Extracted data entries
★ ★ ★
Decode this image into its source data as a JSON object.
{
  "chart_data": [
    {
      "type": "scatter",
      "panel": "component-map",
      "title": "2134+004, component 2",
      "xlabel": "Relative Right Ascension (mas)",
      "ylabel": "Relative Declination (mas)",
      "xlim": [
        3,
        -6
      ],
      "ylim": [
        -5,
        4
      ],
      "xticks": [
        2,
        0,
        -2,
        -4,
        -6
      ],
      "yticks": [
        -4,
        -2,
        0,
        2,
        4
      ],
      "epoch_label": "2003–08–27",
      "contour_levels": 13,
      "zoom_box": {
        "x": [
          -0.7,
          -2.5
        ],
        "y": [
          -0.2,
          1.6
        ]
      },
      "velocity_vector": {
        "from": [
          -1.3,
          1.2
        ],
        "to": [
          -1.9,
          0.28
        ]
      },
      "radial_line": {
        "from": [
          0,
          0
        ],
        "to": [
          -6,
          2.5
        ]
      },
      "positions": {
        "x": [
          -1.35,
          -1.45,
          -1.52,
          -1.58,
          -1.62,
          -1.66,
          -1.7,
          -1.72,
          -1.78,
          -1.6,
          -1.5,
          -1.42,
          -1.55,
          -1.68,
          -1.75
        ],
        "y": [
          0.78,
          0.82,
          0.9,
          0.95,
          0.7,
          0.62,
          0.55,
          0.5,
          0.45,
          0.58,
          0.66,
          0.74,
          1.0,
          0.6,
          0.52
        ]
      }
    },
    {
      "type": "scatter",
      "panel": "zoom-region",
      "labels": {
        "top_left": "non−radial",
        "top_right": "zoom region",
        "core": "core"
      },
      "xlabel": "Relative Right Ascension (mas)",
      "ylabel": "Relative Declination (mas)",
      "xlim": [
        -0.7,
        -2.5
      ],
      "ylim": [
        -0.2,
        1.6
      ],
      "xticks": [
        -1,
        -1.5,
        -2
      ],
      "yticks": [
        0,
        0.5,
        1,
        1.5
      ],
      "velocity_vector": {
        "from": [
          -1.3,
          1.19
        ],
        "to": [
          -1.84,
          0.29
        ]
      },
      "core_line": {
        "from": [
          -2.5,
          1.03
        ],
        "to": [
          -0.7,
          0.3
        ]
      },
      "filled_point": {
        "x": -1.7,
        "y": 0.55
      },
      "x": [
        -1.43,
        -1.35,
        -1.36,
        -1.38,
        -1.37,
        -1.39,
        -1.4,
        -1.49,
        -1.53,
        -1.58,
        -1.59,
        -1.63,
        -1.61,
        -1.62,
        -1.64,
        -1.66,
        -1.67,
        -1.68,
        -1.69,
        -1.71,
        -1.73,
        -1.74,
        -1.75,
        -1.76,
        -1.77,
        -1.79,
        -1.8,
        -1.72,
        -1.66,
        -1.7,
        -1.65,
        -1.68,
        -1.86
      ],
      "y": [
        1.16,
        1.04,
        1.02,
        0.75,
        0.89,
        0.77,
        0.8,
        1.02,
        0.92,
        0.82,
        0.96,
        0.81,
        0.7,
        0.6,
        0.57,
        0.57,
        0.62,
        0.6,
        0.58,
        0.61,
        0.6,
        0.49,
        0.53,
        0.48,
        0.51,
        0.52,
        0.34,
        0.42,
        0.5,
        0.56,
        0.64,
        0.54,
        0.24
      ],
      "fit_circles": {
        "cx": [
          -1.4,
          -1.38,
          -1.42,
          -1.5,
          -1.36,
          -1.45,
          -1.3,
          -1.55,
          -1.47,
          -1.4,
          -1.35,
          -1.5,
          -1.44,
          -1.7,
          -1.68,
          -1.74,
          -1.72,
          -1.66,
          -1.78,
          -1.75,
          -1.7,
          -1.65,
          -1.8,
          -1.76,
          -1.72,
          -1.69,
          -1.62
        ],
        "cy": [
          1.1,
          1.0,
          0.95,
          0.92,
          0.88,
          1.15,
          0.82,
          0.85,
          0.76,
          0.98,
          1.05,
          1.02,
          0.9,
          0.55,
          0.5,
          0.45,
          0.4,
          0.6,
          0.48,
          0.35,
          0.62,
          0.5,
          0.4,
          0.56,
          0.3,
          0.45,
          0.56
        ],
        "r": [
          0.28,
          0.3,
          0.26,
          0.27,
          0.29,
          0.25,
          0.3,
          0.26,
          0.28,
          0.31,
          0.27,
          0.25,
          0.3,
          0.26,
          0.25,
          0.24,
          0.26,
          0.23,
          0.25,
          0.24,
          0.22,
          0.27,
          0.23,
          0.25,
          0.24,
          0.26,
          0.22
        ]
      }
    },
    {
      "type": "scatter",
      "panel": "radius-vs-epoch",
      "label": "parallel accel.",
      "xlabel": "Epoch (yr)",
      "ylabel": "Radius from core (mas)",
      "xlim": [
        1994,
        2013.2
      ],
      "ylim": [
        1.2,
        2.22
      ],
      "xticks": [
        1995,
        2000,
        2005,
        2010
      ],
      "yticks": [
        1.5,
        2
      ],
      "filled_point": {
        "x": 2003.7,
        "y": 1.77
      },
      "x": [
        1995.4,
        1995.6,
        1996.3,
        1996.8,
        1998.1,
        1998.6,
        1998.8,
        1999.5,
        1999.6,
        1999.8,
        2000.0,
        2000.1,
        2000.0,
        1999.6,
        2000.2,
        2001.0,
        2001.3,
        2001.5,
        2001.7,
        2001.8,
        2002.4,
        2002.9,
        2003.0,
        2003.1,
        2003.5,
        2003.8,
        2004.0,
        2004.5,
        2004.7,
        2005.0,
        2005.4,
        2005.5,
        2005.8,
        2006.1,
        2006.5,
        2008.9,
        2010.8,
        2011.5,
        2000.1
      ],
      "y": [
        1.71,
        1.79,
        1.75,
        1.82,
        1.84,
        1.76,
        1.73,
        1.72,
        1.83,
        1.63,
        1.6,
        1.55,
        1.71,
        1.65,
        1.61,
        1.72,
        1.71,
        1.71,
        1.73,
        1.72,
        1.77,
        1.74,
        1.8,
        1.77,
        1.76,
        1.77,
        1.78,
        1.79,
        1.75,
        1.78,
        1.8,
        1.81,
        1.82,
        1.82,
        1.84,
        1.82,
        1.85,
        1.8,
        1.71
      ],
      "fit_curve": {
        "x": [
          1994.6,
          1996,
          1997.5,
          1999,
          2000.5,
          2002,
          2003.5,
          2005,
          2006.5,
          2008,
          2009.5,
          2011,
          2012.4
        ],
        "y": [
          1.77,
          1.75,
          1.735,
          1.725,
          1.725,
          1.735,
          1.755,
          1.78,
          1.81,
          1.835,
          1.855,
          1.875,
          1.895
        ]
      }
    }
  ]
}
★ ★ ★
Copy out the whole listing exactly; please set it all down.

§ **RESULT OF THE EXERCISE**:
Decode this image into its source data as a JSON object.
{
  "chart_data": [
    {
      "type": "scatter",
      "panel": "component-map",
      "title": "2134+004, component 2",
      "xlabel": "Relative Right Ascension (mas)",
      "ylabel": "Relative Declination (mas)",
      "xlim": [
        3,
        -6
      ],
      "ylim": [
        -5,
        4
      ],
      "xticks": [
        2,
        0,
        -2,
        -4,
        -6
      ],
      "yticks": [
        -4,
        -2,
        0,
        2,
        4
      ],
      "epoch_label": "2003–08–27",
      "contour_levels": 13,
      "zoom_box": {
        "x": [
          -0.7,
          -2.5
        ],
        "y": [
          -0.2,
          1.6
        ]
      },
      "velocity_vector": {
        "from": [
          -1.3,
          1.2
        ],
        "to": [
          -1.9,
          0.28
        ]
      },
      "radial_line": {
        "from": [
          0,
          0
        ],
        "to": [
          -6,
          2.5
        ]
      },
      "positions": {
        "x": [
          -1.35,
          -1.45,
          -1.52,
          -1.58,
          -1.62,
          -1.66,
          -1.7,
          -1.72,
          -1.78,
          -1.6,
          -1.5,
          -1.42,
          -1.55,
          -1.68,
          -1.75
        ],
        "y": [
          0.78,
          0.82,
          0.9,
          0.95,
          0.7,
          0.62,
          0.55,
          0.5,
          0.45,
          0.58,
          0.66,
          0.74,
          1.0,
          0.6,
          0.52
        ]
      }
    },
    {
      "type": "scatter",
      "panel": "zoom-region",
      "labels": {
        "top_left": "non−radial",
        "top_right": "zoom region",
        "core": "core"
      },
      "xlabel": "Relative Right Ascension (mas)",
      "ylabel": "Relative Declination (mas)",
      "xlim": [
        -0.7,
        -2.5
      ],
      "ylim": [
        -0.2,
        1.6
      ],
      "xticks": [
        -1,
        -1.5,
        -2
      ],
      "yticks": [
        0,
        0.5,
        1,
        1.5
      ],
      "velocity_vector": {
        "from": [
          -1.3,
          1.19
        ],
        "to": [
          -1.84,
          0.29
        ]
      },
      "core_line": {
        "from": [
          -2.5,
          1.03
        ],
        "to": [
          -0.7,
          0.3
        ]
      },
      "filled_point": {
        "x": -1.7,
        "y": 0.55
      },
      "x": [
        -1.43,
        -1.35,
        -1.36,
        -1.38,
        -1.37,
        -1.39,
        -1.4,
        -1.49,
        -1.53,
        -1.58,
        -1.59,
        -1.63,
        -1.61,
        -1.62,
        -1.64,
        -1.66,
        -1.67,
        -1.68,
        -1.69,
        -1.71,
        -1.73,
        -1.74,
        -1.75,
        -1.76,
        -1.77,
        -1.79,
        -1.8,
        -1.72,
        -1.66,
        -1.7,
        -1.65,
        -1.68,
        -1.86
      ],
      "y": [
        1.16,
        1.04,
        1.02,
        0.75,
        0.89,
        0.77,
        0.8,
        1.02,
        0.92,
        0.82,
        0.96,
        0.81,
        0.7,
        0.6,
        0.57,
        0.57,
        0.62,
        0.6,
        0.58,
        0.61,
        0.6,
        0.49,
        0.53,
        0.48,
        0.51,
        0.52,
        0.34,
        0.42,
        0.5,
        0.56,
        0.64,
        0.54,
        0.24
      ],
      "fit_circles": {
        "cx": [
          -1.4,
          -1.38,
          -1.42,
          -1.5,
          -1.36,
          -1.45,
          -1.3,
          -1.55,
          -1.47,
          -1.4,
          -1.35,
          -1.5,
          -1.44,
          -1.7,
          -1.68,
          -1.74,
          -1.72,
          -1.66,
          -1.78,
          -1.75,
          -1.7,
          -1.65,
          -1.8,
          -1.76,
          -1.72,
          -1.69,
          -1.62
        ],
        "cy": [
          1.1,
          1.0,
          0.95,
          0.92,
          0.88,
          1.15,
          0.82,
          0.85,
          0.76,
          0.98,
          1.05,
          1.02,
          0.9,
          0.55,
          0.5,
          0.45,
          0.4,
          0.6,
          0.48,
          0.35,
          0.62,
          0.5,
          0.4,
          0.56,
          0.3,
          0.45,
          0.56
        ],
        "r": [
          0.28,
          0.3,
          0.26,
          0.27,
          0.29,
          0.25,
          0.3,
          0.26,
          0.28,
          0.31,
          0.27,
          0.25,
          0.3,
          0.26,
          0.25,
          0.24,
          0.26,
          0.23,
          0.25,
          0.24,
          0.22,
          0.27,
          0.23,
          0.25,
          0.24,
          0.26,
          0.22
        ]
      }
    },
    {
      "type": "scatter",
      "panel": "radius-vs-epoch",
      "label": "parallel accel.",
      "xlabel": "Epoch (yr)",
      "ylabel": "Radius from core (mas)",
      "xlim": [
        1994,
        2013.2
      ],
      "ylim": [
        1.2,
        2.22
      ],
      "xticks": [
        1995,
        2000,
        2005,
        2010
      ],
      "yticks": [
        1.5,
        2
      ],
      "filled_point": {
        "x": 2003.7,
        "y": 1.77
      },
      "x": [
        1995.4,
        1995.6,
        1996.3,
        1996.8,
        1998.1,
        1998.6,
        1998.8,
        1999.5,
        1999.6,
        1999.8,
        2000.0,
        2000.1,
        2000.0,
        1999.6,
        2000.2,
        2001.0,
        2001.3,
        2001.5,
        2001.7,
        2001.8,
        2002.4,
        2002.9,
        2003.0,
        2003.1,
        2003.5,
        2003.8,
        2004.0,
        2004.5,
        2004.7,
        2005.0,
        2005.4,
        2005.5,
        2005.8,
        2006.1,
        2006.5,
        2008.9,
        2010.8,
        2011.5,
        2000.1
      ],
      "y": [
        1.71,
        1.79,
        1.75,
        1.82,
        1.84,
        1.76,
        1.73,
        1.72,
        1.83,
        1.63,
        1.6,
        1.55,
        1.71,
        1.65,
        1.61,
        1.72,
        1.71,
        1.71,
        1.73,
        1.72,
        1.77,
        1.74,
        1.8,
        1.77,
        1.76,
        1.77,
        1.78,
        1.79,
        1.75,
        1.78,
        1.8,
        1.81,
        1.82,
        1.82,
        1.84,
        1.82,
        1.85,
        1.8,
        1.71
      ],
      "fit_curve": {
        "x": [
          1994.6,
          1996,
          1997.5,
          1999,
          2000.5,
          2002,
          2003.5,
          2005,
          2006.5,
          2008,
          2009.5,
          2011,
          2012.4
        ],
        "y": [
          1.77,
          1.75,
          1.735,
          1.725,
          1.725,
          1.735,
          1.755,
          1.78,
          1.81,
          1.835,
          1.855,
          1.875,
          1.895
        ]
      }
    }
  ]
}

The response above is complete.